SUPPLIED INFORMATION —
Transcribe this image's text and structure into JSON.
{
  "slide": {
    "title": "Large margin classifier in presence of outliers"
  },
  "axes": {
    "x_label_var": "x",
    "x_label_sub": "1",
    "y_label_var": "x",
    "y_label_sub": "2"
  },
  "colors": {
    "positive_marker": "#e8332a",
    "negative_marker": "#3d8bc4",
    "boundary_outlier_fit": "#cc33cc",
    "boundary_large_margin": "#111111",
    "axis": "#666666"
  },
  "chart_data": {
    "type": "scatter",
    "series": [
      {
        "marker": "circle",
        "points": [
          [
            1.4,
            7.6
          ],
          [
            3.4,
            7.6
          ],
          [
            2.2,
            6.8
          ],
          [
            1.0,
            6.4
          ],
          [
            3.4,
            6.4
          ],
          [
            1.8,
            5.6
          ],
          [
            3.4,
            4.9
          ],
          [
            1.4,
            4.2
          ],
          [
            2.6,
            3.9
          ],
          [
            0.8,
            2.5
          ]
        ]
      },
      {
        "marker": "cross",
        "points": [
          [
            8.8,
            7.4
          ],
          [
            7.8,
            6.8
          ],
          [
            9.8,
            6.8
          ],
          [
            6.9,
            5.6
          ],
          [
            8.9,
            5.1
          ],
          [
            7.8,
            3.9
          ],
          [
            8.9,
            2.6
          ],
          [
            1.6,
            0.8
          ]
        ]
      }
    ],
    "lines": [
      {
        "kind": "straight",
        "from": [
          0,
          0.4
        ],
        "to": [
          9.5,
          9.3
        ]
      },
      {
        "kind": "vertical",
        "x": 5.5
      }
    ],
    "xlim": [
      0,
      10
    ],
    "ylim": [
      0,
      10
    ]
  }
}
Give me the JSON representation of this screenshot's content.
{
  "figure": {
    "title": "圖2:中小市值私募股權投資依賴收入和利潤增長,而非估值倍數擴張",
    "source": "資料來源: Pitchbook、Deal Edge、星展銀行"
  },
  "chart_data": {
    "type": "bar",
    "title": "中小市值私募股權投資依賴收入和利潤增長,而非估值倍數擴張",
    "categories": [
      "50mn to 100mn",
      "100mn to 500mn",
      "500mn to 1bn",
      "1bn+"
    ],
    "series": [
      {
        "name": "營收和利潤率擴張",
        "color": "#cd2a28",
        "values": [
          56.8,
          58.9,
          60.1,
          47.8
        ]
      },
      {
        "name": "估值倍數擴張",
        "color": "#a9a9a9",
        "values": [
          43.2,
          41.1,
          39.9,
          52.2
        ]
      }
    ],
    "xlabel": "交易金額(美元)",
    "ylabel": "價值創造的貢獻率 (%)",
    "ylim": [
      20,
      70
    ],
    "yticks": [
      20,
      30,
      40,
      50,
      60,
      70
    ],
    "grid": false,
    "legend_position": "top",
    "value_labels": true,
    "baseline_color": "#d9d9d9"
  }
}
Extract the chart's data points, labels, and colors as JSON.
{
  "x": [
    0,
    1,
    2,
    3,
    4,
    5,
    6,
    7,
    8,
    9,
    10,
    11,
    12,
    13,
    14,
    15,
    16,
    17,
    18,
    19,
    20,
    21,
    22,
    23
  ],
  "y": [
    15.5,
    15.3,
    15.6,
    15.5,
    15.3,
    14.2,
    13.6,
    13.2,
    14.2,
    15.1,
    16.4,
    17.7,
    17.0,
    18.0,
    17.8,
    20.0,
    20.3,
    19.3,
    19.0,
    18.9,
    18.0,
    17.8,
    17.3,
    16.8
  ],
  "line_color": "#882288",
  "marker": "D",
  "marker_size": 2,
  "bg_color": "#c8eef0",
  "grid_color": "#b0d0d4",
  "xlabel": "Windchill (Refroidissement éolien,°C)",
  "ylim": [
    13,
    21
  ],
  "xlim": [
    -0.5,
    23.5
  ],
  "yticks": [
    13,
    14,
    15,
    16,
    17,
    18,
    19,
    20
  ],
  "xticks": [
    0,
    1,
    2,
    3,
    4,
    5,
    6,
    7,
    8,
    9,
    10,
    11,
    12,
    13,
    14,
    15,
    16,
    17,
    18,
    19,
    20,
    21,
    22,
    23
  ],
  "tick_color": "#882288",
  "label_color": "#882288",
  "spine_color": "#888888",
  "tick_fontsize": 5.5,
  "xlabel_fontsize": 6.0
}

TASK DIRECTIONS — From the line holding "Extract the chart's" down to the final line above, quote every line exactly and only those lines.

FULL ANSWER —
Extract the chart's data points, labels, and colors as JSON.
{
  "x": [
    0,
    1,
    2,
    3,
    4,
    5,
    6,
    7,
    8,
    9,
    10,
    11,
    12,
    13,
    14,
    15,
    16,
    17,
    18,
    19,
    20,
    21,
    22,
    23
  ],
  "y": [
    15.5,
    15.3,
    15.6,
    15.5,
    15.3,
    14.2,
    13.6,
    13.2,
    14.2,
    15.1,
    16.4,
    17.7,
    17.0,
    18.0,
    17.8,
    20.0,
    20.3,
    19.3,
    19.0,
    18.9,
    18.0,
    17.8,
    17.3,
    16.8
  ],
  "line_color": "#882288",
  "marker": "D",
  "marker_size": 2,
  "bg_color": "#c8eef0",
  "grid_color": "#b0d0d4",
  "xlabel": "Windchill (Refroidissement éolien,°C)",
  "ylim": [
    13,
    21
  ],
  "xlim": [
    -0.5,
    23.5
  ],
  "yticks": [
    13,
    14,
    15,
    16,
    17,
    18,
    19,
    20
  ],
  "xticks": [
    0,
    1,
    2,
    3,
    4,
    5,
    6,
    7,
    8,
    9,
    10,
    11,
    12,
    13,
    14,
    15,
    16,
    17,
    18,
    19,
    20,
    21,
    22,
    23
  ],
  "tick_color": "#882288",
  "label_color": "#882288",
  "spine_color": "#888888",
  "tick_fontsize": 5.5,
  "xlabel_fontsize": 6.0
}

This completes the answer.